Teresa Witthar v. United States
793 F.3d 920
8th Cir.2015Background
- Teresa Witthar pleaded guilty to conspiracy against rights, obstruction of justice, and interference with fair housing; plea agreement included broad waivers of appeal/collateral attack except for limited preserved claims (including ineffective assistance).
- The district court sentenced Witthar to 63 months (bottom of advisory guideline range); no direct appeal was filed.
- Eleven months later Witthar filed a pro se §2255 petition alleging, among other claims, that her attorney refused to file a requested notice of appeal after sentencing.
- The Government produced counsel’s affidavit denying that Witthar asked him to appeal; the district court denied the §2255 claim without an evidentiary hearing, finding Witthar’s allegations conclusory and contradicted by counsel’s affidavit.
- On appeal the Eighth Circuit considered whether an evidentiary hearing was required when petitioner and counsel offer conflicting sworn accounts about a requested appeal and whether prejudice is presumed when counsel fails to file a requested appeal despite an appeal waiver.
- The court concluded Witthar’s verified allegation alleging she instructed counsel to appeal (and counsel refused) created a material factual dispute and remanded for an evidentiary hearing; the majority applied the presumption of prejudice despite the appellate-waiver.
Issues
| Issue | Plaintiff's Argument | Defendant's Argument | Held |
|---|---|---|---|
| Whether counsel’s failure to file a requested notice of appeal requires an evidentiary hearing when petitioner and counsel give conflicting sworn statements | Witthar: her verified petition alleges she asked counsel to file an appeal after sentencing and he refused, which, if true, entitles her to relief and a hearing | Gov.: counsel’s affidavit denies any request; Witthar’s allegations are bare/conclusory and the record refutes them, so no hearing is necessary | Court: Remand for an evidentiary hearing — conflicting sworn statements with similar specificity require a hearing; district court abused its discretion by denying one |
| Whether counsel’s failure to file a requested appeal constitutes ineffective assistance per se | Witthar: she was denied effective assistance because counsel failed to file after her instruction | Gov.: (implicitly) dispute that counsel was asked or that Strickland prejudice is presumed given waiver | Held: Failure to file a requested appeal is per se deficient performance; prejudice is presumed (Flores-Ortega line) |
| Applicability of presumed prejudice where defendant executed an appeal/collateral-review waiver | Witthar: waiver should not defeat relief when counsel refuses to file after instruction | Gov.: waiver and counsel’s affidavit undermine claim | Held: Majority applies presumption of prejudice despite appeal waiver; concurrence disagrees and would require affirmative showing of prejudice under Strickland in waiver cases |
| Whether the petition was "inadequate on its face" such that it can be dismissed without a hearing | Witthar: verified petition alleges the elements (asked counsel to appeal; counsel refused) and is not facially incredible | Gov.: petition is conclusory and contradicted by counsel’s affidavit | Held: Petition not inadequate on its face; counsel’s contrary affidavit alone insufficient to avoid hearing where specificity is similar |
Key Cases Cited
- Voytik v. United States, 778 F.2d 1306 (8th Cir. 1985) (standard for conclusory §2255 allegations)

···

§ DIRECTIVE 1: In the entries, copy verbatim the part that opens with the line containing "google-docs-icon[interactable] bbox=[796, 1014, 851, 1077]" and closes with the line containing "bar-segment[interactable] bbox=[841, 392, 881, 428]".

···

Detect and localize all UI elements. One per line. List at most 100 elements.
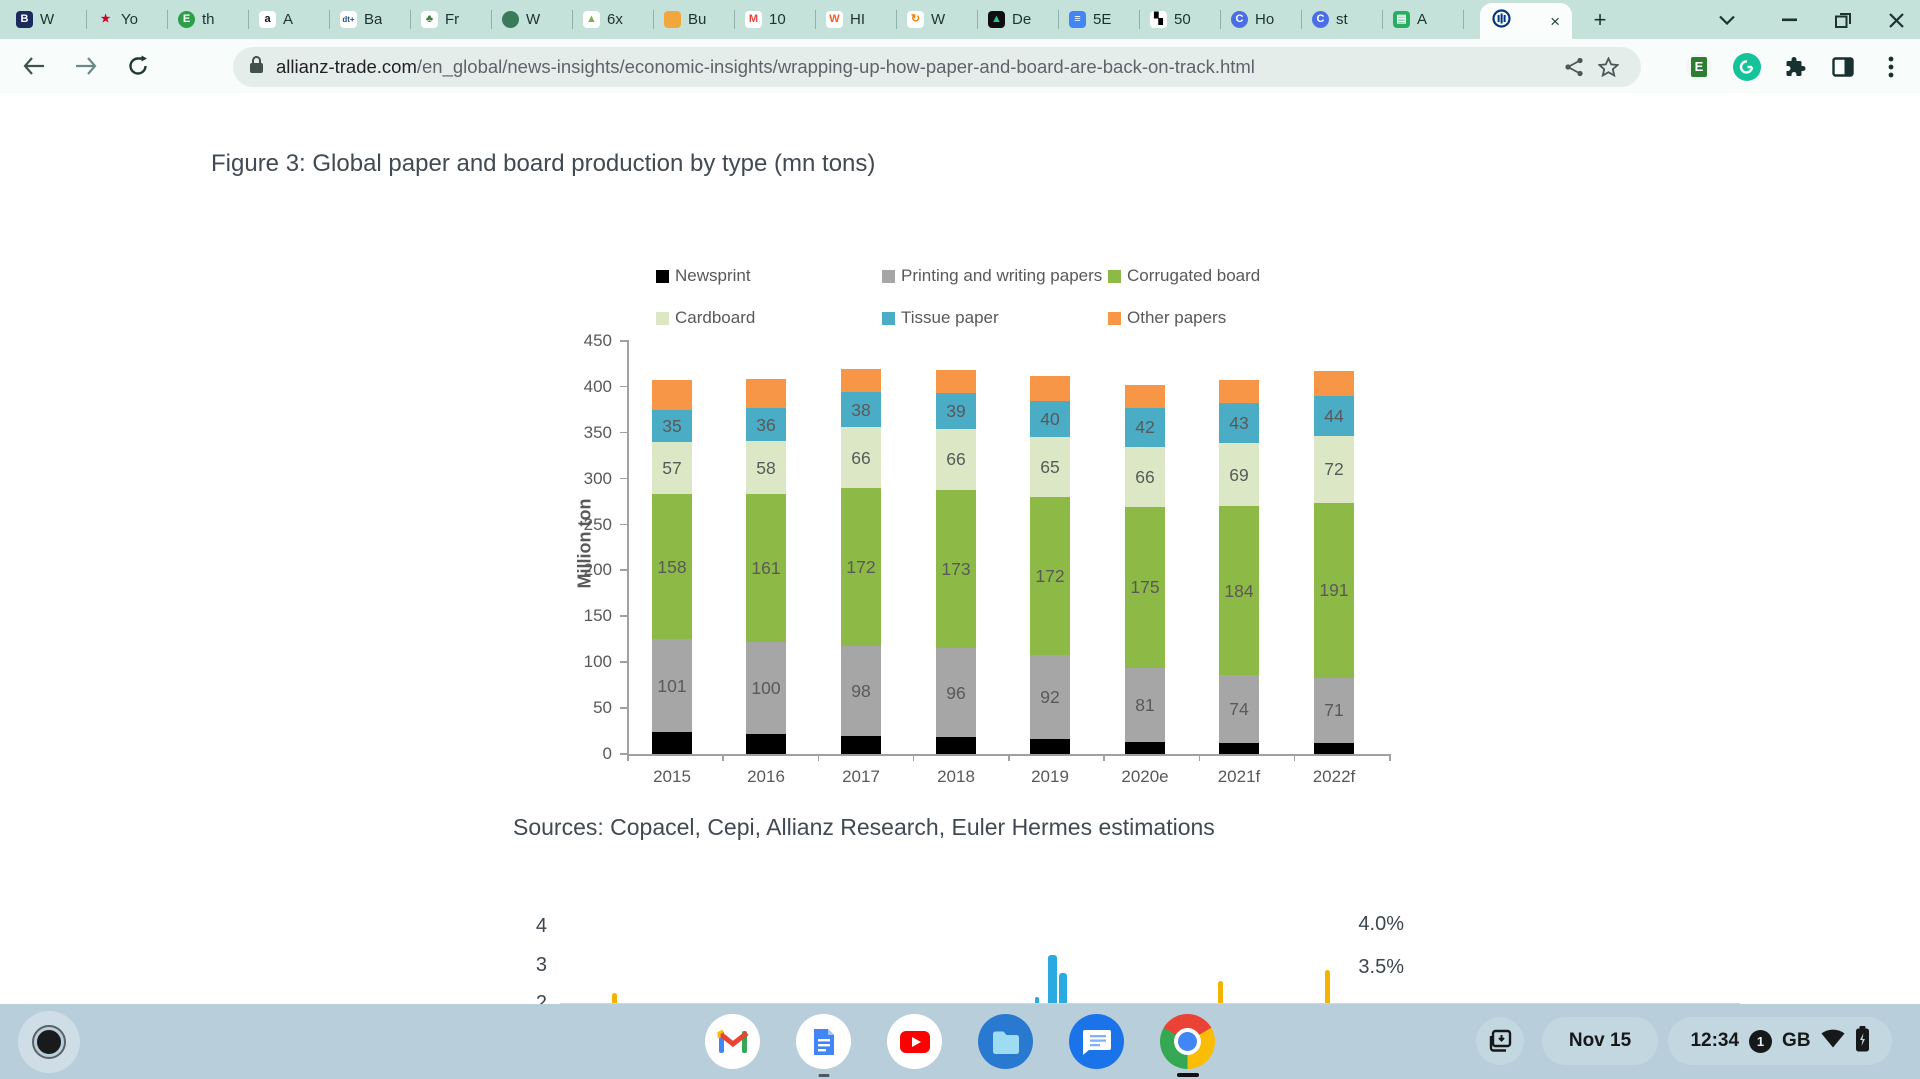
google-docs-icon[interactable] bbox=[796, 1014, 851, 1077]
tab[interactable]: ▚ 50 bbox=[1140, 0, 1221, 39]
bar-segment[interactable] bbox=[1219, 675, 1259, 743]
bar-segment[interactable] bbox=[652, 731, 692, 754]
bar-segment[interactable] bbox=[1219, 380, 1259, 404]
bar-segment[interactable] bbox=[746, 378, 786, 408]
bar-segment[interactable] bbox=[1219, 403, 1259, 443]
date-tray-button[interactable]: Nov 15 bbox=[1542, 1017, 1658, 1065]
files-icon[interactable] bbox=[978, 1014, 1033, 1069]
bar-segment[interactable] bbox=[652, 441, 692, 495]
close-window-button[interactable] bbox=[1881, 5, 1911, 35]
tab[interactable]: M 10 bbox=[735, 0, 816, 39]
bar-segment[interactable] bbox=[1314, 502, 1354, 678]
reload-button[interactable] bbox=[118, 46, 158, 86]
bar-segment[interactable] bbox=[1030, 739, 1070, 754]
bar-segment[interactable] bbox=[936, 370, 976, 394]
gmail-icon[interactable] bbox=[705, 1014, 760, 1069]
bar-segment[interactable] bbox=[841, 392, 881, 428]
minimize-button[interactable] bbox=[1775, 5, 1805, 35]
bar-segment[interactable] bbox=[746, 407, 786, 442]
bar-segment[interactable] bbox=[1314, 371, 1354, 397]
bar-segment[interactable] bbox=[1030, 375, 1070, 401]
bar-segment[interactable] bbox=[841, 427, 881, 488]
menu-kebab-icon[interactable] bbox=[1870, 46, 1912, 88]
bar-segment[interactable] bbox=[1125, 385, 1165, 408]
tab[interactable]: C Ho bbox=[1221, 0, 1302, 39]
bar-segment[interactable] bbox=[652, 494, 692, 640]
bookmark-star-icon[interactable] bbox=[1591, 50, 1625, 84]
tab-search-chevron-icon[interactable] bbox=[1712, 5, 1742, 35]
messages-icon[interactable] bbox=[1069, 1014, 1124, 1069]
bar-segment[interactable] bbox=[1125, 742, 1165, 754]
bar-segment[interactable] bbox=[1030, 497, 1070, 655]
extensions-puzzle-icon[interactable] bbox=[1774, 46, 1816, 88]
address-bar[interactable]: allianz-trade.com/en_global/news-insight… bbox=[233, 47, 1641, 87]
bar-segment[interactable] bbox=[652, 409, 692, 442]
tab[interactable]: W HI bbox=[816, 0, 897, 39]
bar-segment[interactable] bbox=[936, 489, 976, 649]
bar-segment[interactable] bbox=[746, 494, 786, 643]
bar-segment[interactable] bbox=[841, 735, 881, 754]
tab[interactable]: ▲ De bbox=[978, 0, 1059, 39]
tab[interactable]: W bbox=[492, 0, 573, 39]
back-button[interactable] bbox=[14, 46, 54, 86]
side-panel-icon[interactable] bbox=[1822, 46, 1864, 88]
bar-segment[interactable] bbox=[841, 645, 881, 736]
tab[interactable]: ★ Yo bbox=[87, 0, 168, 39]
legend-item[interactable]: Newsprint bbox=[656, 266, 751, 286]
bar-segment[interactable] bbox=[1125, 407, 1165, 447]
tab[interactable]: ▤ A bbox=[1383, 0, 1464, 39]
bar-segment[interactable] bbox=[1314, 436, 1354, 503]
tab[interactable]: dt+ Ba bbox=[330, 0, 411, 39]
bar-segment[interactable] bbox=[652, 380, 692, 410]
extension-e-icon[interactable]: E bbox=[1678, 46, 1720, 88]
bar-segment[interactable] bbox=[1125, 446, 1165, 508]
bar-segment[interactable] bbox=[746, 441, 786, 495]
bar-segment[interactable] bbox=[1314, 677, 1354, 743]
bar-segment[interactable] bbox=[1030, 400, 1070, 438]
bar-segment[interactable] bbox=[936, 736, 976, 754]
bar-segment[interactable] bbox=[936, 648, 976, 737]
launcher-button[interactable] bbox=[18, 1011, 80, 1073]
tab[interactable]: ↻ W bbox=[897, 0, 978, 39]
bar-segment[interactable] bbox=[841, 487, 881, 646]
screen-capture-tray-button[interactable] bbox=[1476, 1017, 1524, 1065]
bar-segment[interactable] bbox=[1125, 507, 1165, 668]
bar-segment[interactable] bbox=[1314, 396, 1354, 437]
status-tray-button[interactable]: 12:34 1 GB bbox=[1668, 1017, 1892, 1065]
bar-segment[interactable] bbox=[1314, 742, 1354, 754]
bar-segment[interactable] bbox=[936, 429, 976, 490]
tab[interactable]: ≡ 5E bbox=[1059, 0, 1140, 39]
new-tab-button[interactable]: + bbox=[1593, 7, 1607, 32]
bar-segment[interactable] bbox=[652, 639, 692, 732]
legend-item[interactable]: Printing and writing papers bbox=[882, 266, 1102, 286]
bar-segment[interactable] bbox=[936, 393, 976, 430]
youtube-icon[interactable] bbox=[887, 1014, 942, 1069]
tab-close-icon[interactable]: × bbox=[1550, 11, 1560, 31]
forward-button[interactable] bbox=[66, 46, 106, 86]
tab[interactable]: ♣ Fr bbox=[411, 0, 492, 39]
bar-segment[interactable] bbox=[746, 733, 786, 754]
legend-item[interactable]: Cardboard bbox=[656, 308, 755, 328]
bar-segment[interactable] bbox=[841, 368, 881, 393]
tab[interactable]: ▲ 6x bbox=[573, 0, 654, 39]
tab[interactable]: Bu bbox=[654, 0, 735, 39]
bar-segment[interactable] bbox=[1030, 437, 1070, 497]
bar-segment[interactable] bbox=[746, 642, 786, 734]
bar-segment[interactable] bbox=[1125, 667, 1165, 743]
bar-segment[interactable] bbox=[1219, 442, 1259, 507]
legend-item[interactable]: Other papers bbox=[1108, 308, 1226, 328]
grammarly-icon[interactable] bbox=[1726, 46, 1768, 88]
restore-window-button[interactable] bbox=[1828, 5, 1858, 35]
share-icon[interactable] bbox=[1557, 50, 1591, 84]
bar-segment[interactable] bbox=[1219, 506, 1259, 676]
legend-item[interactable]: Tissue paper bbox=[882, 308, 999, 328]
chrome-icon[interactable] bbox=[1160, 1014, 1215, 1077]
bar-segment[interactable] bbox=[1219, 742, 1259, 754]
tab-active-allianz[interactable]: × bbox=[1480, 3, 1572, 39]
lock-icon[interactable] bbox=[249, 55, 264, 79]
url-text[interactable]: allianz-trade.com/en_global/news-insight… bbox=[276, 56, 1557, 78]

···

§ DIRECTIVE 2: According to the case summary, how long was Witthar's prison sentence?

§ WRITTEN SOLUTION 1:
google-docs-icon[interactable] bbox=[796, 1014, 851, 1077]
tab[interactable]: ▚ 50 bbox=[1140, 0, 1221, 39]
bar-segment[interactable] bbox=[1219, 675, 1259, 743]
bar-segment[interactable] bbox=[652, 731, 692, 754]
bar-segment[interactable] bbox=[1219, 380, 1259, 404]
bar-segment[interactable] bbox=[746, 378, 786, 408]
bar-segment[interactable] bbox=[1219, 403, 1259, 443]
date-tray-button[interactable]: Nov 15 bbox=[1542, 1017, 1658, 1065]
files-icon[interactable] bbox=[978, 1014, 1033, 1069]
bar-segment[interactable] bbox=[652, 441, 692, 495]
close-window-button[interactable] bbox=[1881, 5, 1911, 35]
tab[interactable]: M 10 bbox=[735, 0, 816, 39]
bar-segment[interactable] bbox=[1314, 502, 1354, 678]
reload-button[interactable] bbox=[118, 46, 158, 86]
bar-segment[interactable] bbox=[1030, 739, 1070, 754]
bar-segment[interactable] bbox=[936, 370, 976, 394]
gmail-icon[interactable] bbox=[705, 1014, 760, 1069]
bar-segment[interactable] bbox=[841, 392, 881, 428]

§ WRITTEN SOLUTION 2: 63 months